** begin **

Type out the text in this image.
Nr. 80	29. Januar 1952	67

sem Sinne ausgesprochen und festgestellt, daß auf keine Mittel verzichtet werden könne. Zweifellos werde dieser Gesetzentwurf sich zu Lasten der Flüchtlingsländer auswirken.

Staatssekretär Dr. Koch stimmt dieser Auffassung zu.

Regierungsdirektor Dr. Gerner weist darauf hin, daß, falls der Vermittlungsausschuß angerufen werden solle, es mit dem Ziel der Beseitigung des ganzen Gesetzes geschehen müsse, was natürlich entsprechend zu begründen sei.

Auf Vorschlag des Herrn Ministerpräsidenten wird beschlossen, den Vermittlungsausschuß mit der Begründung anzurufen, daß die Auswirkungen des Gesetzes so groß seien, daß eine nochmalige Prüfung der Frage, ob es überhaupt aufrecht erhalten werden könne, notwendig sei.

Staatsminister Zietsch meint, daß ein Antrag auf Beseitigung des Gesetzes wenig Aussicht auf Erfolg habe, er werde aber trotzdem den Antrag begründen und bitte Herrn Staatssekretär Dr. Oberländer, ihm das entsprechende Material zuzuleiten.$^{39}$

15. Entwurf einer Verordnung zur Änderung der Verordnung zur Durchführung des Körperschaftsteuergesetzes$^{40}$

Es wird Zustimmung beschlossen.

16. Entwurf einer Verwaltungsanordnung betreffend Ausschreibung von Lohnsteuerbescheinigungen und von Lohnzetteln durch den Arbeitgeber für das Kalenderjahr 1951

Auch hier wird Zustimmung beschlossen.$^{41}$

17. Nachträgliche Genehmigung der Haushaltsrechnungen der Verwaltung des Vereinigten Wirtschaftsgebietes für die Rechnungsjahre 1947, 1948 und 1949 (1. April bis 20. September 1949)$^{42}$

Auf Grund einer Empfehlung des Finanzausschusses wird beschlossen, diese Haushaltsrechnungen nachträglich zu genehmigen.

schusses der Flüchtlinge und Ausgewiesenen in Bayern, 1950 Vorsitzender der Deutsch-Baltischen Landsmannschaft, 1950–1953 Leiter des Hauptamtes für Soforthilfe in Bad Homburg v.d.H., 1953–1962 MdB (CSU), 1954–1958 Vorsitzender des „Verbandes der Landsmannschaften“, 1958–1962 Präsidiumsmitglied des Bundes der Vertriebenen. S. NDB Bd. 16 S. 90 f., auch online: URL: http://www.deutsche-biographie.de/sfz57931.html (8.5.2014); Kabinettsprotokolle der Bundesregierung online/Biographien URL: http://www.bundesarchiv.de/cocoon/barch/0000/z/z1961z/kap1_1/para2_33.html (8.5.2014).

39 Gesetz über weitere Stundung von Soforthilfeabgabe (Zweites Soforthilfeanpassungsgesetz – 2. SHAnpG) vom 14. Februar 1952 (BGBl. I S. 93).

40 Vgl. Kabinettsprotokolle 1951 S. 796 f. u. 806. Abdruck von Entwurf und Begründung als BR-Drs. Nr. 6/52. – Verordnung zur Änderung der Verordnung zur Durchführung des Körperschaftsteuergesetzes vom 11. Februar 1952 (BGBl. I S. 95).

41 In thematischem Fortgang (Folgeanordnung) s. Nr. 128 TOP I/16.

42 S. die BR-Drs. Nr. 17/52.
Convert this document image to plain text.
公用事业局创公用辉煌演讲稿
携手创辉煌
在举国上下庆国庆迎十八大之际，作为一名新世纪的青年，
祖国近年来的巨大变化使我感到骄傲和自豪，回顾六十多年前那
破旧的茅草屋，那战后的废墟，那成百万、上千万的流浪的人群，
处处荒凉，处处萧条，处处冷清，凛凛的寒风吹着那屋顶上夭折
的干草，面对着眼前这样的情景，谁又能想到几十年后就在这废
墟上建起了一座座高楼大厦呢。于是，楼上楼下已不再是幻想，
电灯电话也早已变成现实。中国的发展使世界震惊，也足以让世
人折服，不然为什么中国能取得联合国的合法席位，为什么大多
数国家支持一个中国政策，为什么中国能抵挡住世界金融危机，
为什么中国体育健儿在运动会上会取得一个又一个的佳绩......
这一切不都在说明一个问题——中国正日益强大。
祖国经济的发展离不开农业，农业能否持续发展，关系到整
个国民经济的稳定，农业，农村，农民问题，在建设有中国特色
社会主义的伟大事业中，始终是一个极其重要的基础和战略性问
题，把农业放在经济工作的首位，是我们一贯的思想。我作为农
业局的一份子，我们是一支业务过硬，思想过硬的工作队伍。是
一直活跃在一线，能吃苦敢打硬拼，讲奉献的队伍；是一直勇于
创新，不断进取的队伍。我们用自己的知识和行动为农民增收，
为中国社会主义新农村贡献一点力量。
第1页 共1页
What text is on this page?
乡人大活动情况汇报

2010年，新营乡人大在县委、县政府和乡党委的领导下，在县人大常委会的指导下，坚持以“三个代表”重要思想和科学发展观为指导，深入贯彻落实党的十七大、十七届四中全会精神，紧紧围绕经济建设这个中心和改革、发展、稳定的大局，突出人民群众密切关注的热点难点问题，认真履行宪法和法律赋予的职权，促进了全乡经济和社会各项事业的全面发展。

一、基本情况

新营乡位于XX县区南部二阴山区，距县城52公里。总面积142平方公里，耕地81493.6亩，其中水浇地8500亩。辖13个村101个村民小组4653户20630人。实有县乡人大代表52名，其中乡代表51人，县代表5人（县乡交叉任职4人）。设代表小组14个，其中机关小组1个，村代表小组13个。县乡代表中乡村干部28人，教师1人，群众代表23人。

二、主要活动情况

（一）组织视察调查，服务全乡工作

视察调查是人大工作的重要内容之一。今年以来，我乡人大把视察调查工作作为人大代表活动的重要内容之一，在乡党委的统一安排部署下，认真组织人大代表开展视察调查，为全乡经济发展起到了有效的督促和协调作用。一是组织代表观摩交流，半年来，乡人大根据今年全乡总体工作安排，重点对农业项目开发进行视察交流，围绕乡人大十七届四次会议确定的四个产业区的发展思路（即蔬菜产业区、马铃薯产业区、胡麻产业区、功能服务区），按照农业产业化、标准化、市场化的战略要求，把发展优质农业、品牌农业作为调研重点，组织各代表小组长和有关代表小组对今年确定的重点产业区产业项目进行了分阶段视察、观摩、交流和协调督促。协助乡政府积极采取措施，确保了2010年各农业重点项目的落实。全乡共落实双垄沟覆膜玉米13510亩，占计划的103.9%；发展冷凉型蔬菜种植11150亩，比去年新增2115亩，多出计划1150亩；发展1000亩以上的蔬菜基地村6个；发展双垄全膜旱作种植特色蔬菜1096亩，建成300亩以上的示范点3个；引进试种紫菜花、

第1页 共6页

** end **

STATED PROBLEM
Scan the material above. Extract every line in which the word "Februar" occurs.

WRITTEN SOLUTION
39 Gesetz über weitere Stundung von Soforthilfeabgabe (Zweites Soforthilfeanpassungsgesetz – 2. SHAnpG) vom 14. Februar 1952 (BGBl. I S. 93).
40 Vgl. Kabinettsprotokolle 1951 S. 796 f. u. 806. Abdruck von Entwurf und Begründung als BR-Drs. Nr. 6/52. – Verordnung zur Änderung der Verordnung zur Durchführung des Körperschaftsteuergesetzes vom 11. Februar 1952 (BGBl. I S. 95).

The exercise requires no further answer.